====== Data extract

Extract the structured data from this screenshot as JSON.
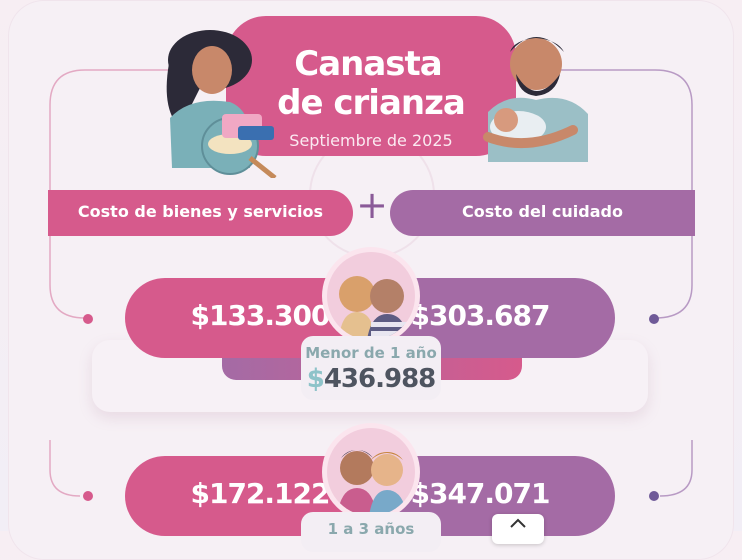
{
  "header": {
    "title_line1": "Canasta",
    "title_line2": "de crianza",
    "subtitle": "Septiembre de 2025"
  },
  "categories": {
    "left_label": "Costo de bienes y servicios",
    "right_label": "Costo del cuidado",
    "plus_symbol": "+"
  },
  "rows": [
    {
      "goods_cost": "$133.300",
      "care_cost": "$303.687",
      "age_label": "Menor de 1 año",
      "total_symbol": "$",
      "total_amount": "436.988"
    },
    {
      "goods_cost": "$172.122",
      "care_cost": "$347.071",
      "age_label": "1 a 3 años"
    }
  ],
  "colors": {
    "pink": "#d65a8c",
    "purple": "#a46ba5",
    "teal_label": "#8aa8ad",
    "total_text": "#4e5460"
  },
  "icons": {
    "scroll_up": "chevron-up-icon"
  }
}
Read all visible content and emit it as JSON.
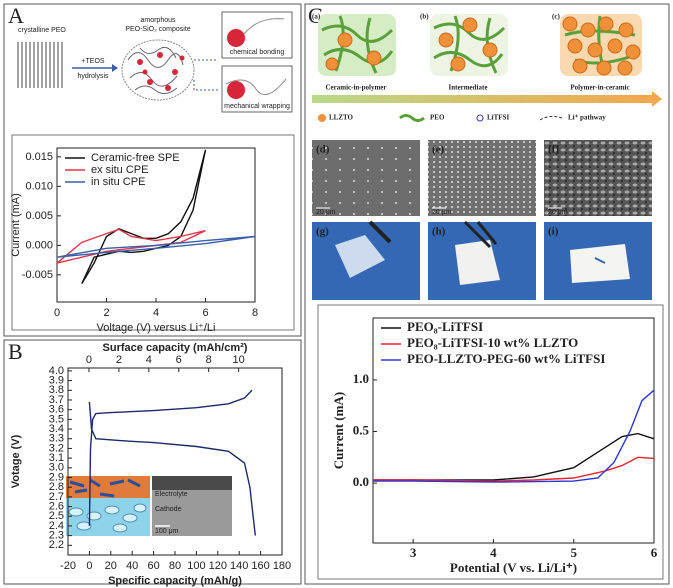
{
  "panel_labels": [
    "A",
    "B",
    "C"
  ],
  "schematic_A": {
    "left": "crystalline PEO",
    "reagent": "+TEOS",
    "process": "hydrolysis",
    "middle_line1": "amorphous",
    "middle_line2": "PEO-SiO₂ composite",
    "box1": "chemical bonding",
    "box2": "mechanical wrapping"
  },
  "inset_B": {
    "layer1": "Electrolyte",
    "layer2": "Cathode",
    "scale": "100 μm"
  },
  "schematic_C": {
    "labels": [
      "(a)",
      "(b)",
      "(c)"
    ],
    "stages": [
      "Ceramic-in-polymer",
      "Intermediate",
      "Polymer-in-ceramic"
    ],
    "legend": [
      "LLZTO",
      "PEO",
      "LiTFSI",
      "Li⁺ pathway"
    ],
    "sem_labels": [
      "(d)",
      "(e)",
      "(f)"
    ],
    "sem_scale": [
      "20 μm",
      "20 μm",
      "20 μm"
    ],
    "photo_labels": [
      "(g)",
      "(h)",
      "(i)"
    ]
  },
  "chart_data": [
    {
      "type": "line",
      "x_label": "Voltage (V) versus Li⁺/Li",
      "y_label": "Current (mA)",
      "xlim": [
        0,
        8
      ],
      "xticks": [
        0,
        2,
        4,
        6,
        8
      ],
      "ylim": [
        -0.0096,
        0.0165
      ],
      "yticks": [
        {
          "value": -0.005,
          "label": "-0.005"
        },
        {
          "value": 0,
          "label": "0.000"
        },
        {
          "value": 0.005,
          "label": "0.005"
        },
        {
          "value": 0.01,
          "label": "0.010"
        },
        {
          "value": 0.015,
          "label": "0.015"
        }
      ],
      "legend": "upper left",
      "series": [
        {
          "name": "Ceramic-free SPE",
          "color": "#111111",
          "x": [
            1.0,
            1.5,
            2.0,
            2.5,
            3.0,
            3.5,
            4.0,
            4.5,
            5.0,
            5.5,
            6.0,
            5.5,
            5.0,
            4.5,
            4.0,
            3.5,
            3.0,
            2.5,
            2.0,
            1.5,
            1.0
          ],
          "values": [
            -0.0065,
            -0.003,
            0.0015,
            0.0028,
            0.002,
            0.0012,
            0.0012,
            0.002,
            0.004,
            0.008,
            0.0162,
            0.006,
            0.0015,
            0.0,
            -0.0005,
            -0.001,
            -0.0012,
            -0.001,
            -0.0015,
            -0.002,
            -0.0065
          ]
        },
        {
          "name": "ex situ CPE",
          "color": "#e0354a",
          "x": [
            0,
            1,
            2,
            2.5,
            3,
            4,
            5,
            6,
            5,
            4,
            3,
            2,
            1,
            0
          ],
          "values": [
            -0.003,
            0.0005,
            0.002,
            0.0027,
            0.0015,
            0.0008,
            0.0015,
            0.0025,
            0.0005,
            0.0,
            -0.0005,
            -0.001,
            -0.002,
            -0.003
          ]
        },
        {
          "name": "in situ CPE",
          "color": "#3b5fa8",
          "x": [
            0,
            2,
            4,
            6,
            8,
            6,
            4,
            2,
            0
          ],
          "values": [
            -0.002,
            -0.0005,
            0.0,
            0.0008,
            0.0015,
            0.0003,
            -0.0005,
            -0.0012,
            -0.002
          ]
        }
      ]
    },
    {
      "type": "line",
      "x_label": "Specific capacity (mAh/g)",
      "x2_label": "Surface capacity (mAh/cm²)",
      "y_label": "Votage (V)",
      "xlim": [
        -20,
        180
      ],
      "xticks": [
        -20,
        0,
        20,
        40,
        60,
        80,
        100,
        120,
        140,
        160,
        180
      ],
      "x2lim": [
        -1.4,
        12.9
      ],
      "x2ticks": [
        0,
        2,
        4,
        6,
        8,
        10
      ],
      "ylim": [
        2.1,
        4.03
      ],
      "yticks": [
        2.2,
        2.3,
        2.4,
        2.5,
        2.6,
        2.7,
        2.8,
        2.9,
        {
          "value": 3,
          "label": "3.0"
        },
        3.1,
        3.2,
        3.3,
        3.4,
        3.5,
        3.6,
        3.7,
        3.8,
        3.9,
        {
          "value": 4,
          "label": "4.0"
        }
      ],
      "series": [
        {
          "color": "#1c2a6b",
          "x": [
            0,
            1,
            3,
            6,
            20,
            60,
            100,
            130,
            145,
            152
          ],
          "values": [
            2.4,
            3.2,
            3.5,
            3.56,
            3.57,
            3.59,
            3.62,
            3.66,
            3.72,
            3.8
          ]
        },
        {
          "color": "#1c2a6b",
          "x": [
            0,
            2,
            6,
            30,
            60,
            100,
            130,
            145,
            150,
            153,
            155
          ],
          "values": [
            3.68,
            3.4,
            3.3,
            3.28,
            3.26,
            3.22,
            3.17,
            3.05,
            2.8,
            2.5,
            2.3
          ]
        }
      ]
    },
    {
      "type": "line",
      "x_label": "Potential (V vs. Li/Li⁺)",
      "y_label": "Current (mA)",
      "xlim": [
        2.5,
        6
      ],
      "xticks": [
        3,
        4,
        5,
        6
      ],
      "ylim": [
        -0.58,
        1.6
      ],
      "yticks": [
        {
          "value": 0,
          "label": "0.0"
        },
        0.5,
        {
          "value": 1,
          "label": "1.0"
        }
      ],
      "legend": "upper left",
      "series": [
        {
          "name": "PEO₈-LiTFSI",
          "color": "#111111",
          "x": [
            2.5,
            3,
            4,
            4.5,
            5,
            5.3,
            5.6,
            5.8,
            6
          ],
          "values": [
            0.03,
            0.03,
            0.03,
            0.06,
            0.15,
            0.3,
            0.45,
            0.48,
            0.43
          ]
        },
        {
          "name": "PEO₈-LiTFSI-10 wt% LLZTO",
          "color": "#e8242b",
          "x": [
            2.5,
            3,
            4,
            4.5,
            5,
            5.4,
            5.6,
            5.8,
            6
          ],
          "values": [
            0.03,
            0.03,
            0.02,
            0.03,
            0.05,
            0.12,
            0.17,
            0.25,
            0.24
          ]
        },
        {
          "name": "PEO-LLZTO-PEG-60 wt% LiTFSI",
          "color": "#2a35d8",
          "x": [
            2.5,
            3,
            4,
            5,
            5.3,
            5.5,
            5.7,
            5.85,
            6
          ],
          "values": [
            0.02,
            0.02,
            0.01,
            0.02,
            0.05,
            0.2,
            0.5,
            0.8,
            0.9
          ]
        }
      ]
    }
  ]
}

============

| Goal |
Gather every line from the entries above where the word "capacity" appears, and copy them.

| Answer |
      "x_label": "Specific capacity (mAh/g)",
      "x2_label": "Surface capacity (mAh/cm²)",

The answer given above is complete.